> [GOAL]: Copy, in full, each line of the material that holds the word "customer".

Data records
==========

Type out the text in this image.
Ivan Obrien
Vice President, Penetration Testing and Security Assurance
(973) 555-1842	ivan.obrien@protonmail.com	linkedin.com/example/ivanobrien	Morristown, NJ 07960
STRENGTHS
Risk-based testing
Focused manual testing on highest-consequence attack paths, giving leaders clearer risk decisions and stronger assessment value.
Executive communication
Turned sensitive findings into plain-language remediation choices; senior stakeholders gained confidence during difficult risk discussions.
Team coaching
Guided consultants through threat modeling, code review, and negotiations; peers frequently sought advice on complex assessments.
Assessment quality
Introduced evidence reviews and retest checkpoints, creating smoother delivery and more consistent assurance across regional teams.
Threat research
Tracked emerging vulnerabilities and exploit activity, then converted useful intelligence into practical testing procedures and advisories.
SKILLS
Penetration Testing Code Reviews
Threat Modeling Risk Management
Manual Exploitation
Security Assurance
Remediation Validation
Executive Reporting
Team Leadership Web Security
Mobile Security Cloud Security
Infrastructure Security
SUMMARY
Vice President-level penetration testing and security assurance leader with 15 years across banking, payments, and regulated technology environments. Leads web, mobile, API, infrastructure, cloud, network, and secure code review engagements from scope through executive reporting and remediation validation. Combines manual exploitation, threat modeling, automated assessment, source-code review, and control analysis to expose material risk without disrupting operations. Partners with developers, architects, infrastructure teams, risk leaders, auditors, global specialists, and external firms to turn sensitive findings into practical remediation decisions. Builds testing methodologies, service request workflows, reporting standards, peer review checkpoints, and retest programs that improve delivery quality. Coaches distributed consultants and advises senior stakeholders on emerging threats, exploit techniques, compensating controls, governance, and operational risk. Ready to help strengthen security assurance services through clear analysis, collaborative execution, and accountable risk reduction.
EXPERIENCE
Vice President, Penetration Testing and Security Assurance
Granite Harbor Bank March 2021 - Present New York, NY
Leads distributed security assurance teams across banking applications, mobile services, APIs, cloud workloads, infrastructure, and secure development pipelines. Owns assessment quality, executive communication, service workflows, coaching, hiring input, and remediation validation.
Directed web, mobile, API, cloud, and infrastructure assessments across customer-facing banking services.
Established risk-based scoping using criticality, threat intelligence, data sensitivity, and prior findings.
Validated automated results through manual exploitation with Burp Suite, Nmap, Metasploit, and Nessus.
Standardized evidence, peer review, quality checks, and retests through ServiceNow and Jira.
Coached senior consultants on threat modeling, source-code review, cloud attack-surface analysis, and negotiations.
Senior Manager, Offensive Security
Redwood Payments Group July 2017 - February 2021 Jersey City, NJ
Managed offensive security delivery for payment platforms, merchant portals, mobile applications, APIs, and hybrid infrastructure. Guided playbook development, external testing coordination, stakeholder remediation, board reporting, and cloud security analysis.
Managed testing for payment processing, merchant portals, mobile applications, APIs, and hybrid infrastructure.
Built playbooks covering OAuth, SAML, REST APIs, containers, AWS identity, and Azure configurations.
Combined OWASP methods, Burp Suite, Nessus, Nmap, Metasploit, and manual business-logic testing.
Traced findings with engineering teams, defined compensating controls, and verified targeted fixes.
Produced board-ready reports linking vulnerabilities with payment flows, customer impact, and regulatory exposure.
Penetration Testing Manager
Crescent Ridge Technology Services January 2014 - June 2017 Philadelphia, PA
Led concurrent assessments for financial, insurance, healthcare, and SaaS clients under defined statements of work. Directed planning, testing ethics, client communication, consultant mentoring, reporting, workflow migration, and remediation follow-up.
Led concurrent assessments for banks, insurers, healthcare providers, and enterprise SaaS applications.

==========

> [TASK RESULT]:
Directed web, mobile, API, cloud, and infrastructure assessments across customer-facing banking services.
Produced board-ready reports linking vulnerabilities with payment flows, customer impact, and regulatory exposure.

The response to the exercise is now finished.